▶ **EXERCISE**:
Look through the data and write out every line with the word "Note" in it.

Collection entries
_____

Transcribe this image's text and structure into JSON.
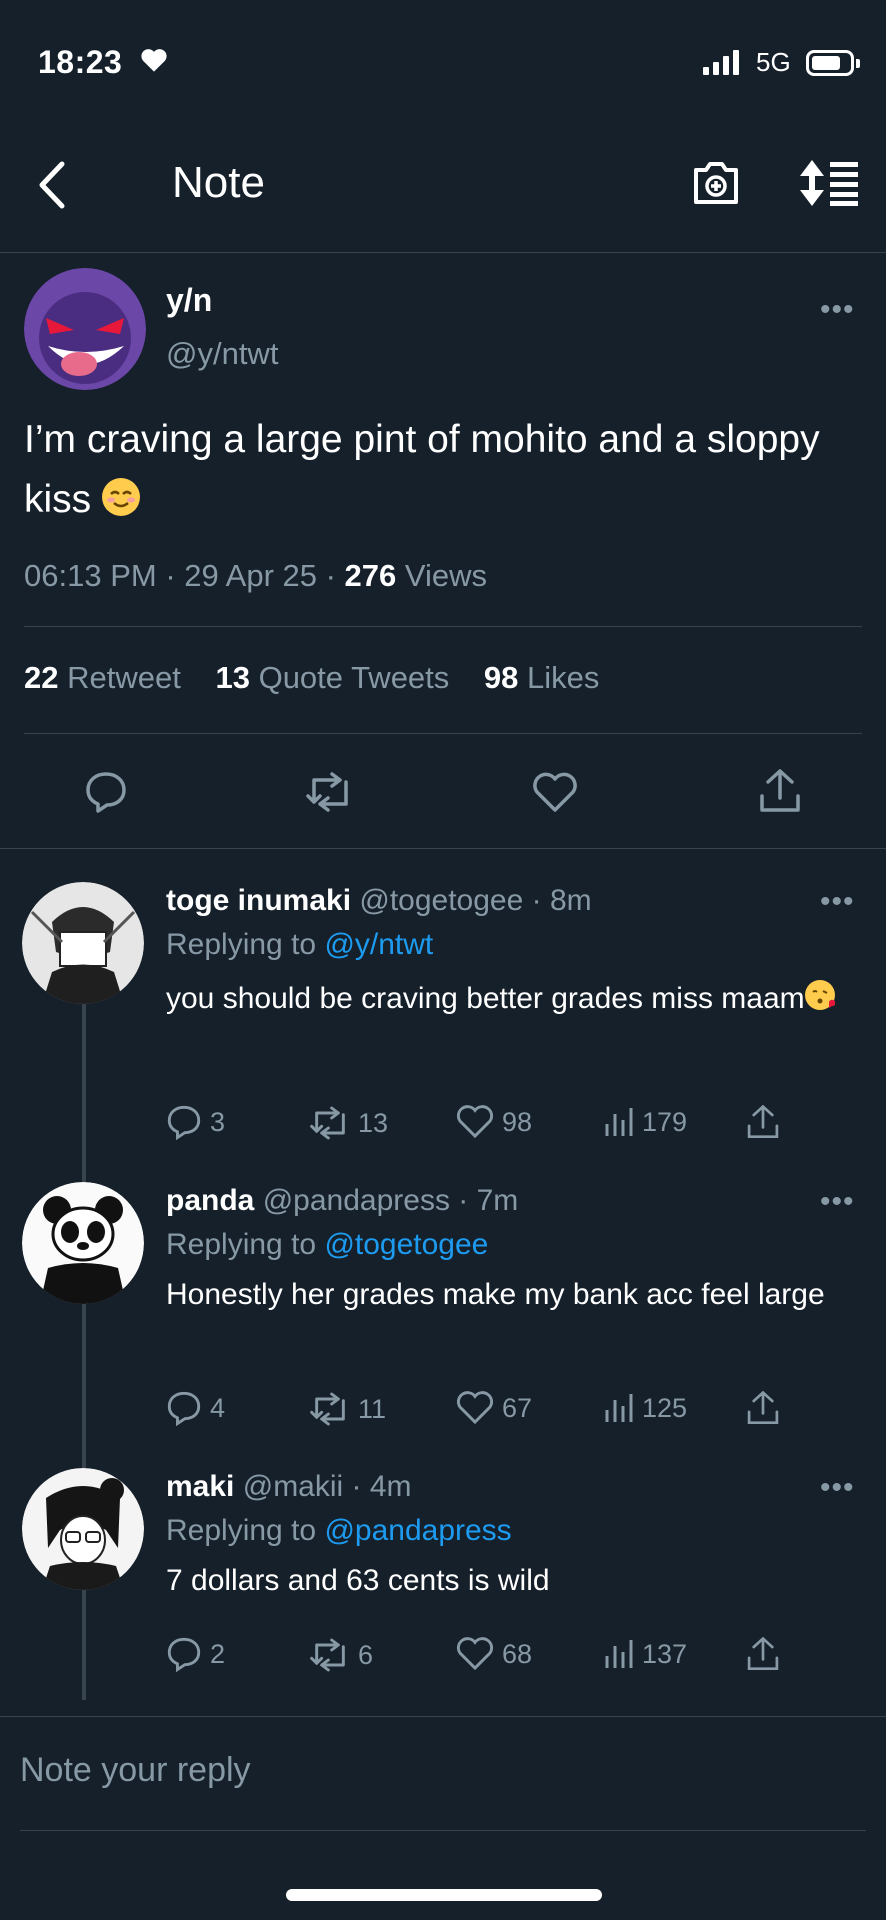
{
  "status": {
    "time": "18:23",
    "network": "5G"
  },
  "header": {
    "title": "Note"
  },
  "main_tweet": {
    "display_name": "y/n",
    "handle": "@y/ntwt",
    "text": "I’m craving a large pint of mohito and a sloppy kiss",
    "emoji": "smiling-face-with-blush",
    "time": "06:13 PM",
    "date": "29 Apr 25",
    "views_count": "276",
    "views_label": "Views",
    "retweets_count": "22",
    "retweets_label": "Retweet",
    "quotes_count": "13",
    "quotes_label": "Quote Tweets",
    "likes_count": "98",
    "likes_label": "Likes"
  },
  "replies": [
    {
      "display_name": "toge inumaki",
      "handle": "@togetogee",
      "age": "· 8m",
      "replying_prefix": "Replying to",
      "replying_to": "@y/ntwt",
      "text": "you should be craving better grades miss maam",
      "emoji": "face-blowing-a-kiss",
      "replies": "3",
      "retweets": "13",
      "likes": "98",
      "views": "179"
    },
    {
      "display_name": "panda",
      "handle": "@pandapress",
      "age": "· 7m",
      "replying_prefix": "Replying to",
      "replying_to": "@togetogee",
      "text": "Honestly her grades make my bank acc feel large",
      "replies": "4",
      "retweets": "11",
      "likes": "67",
      "views": "125"
    },
    {
      "display_name": "maki",
      "handle": "@makii",
      "age": "· 4m",
      "replying_prefix": "Replying to",
      "replying_to": "@pandapress",
      "text": "7 dollars and 63 cents is wild",
      "replies": "2",
      "retweets": "6",
      "likes": "68",
      "views": "137"
    }
  ],
  "composer": {
    "placeholder": "Note your reply"
  },
  "colors": {
    "background": "#15202b",
    "accent": "#1d9bf0",
    "muted": "#8899a6",
    "divider": "#38444d"
  }
}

_____

▶ **TASK OUTPUT**:
    "title": "Note"
    "placeholder": "Note your reply"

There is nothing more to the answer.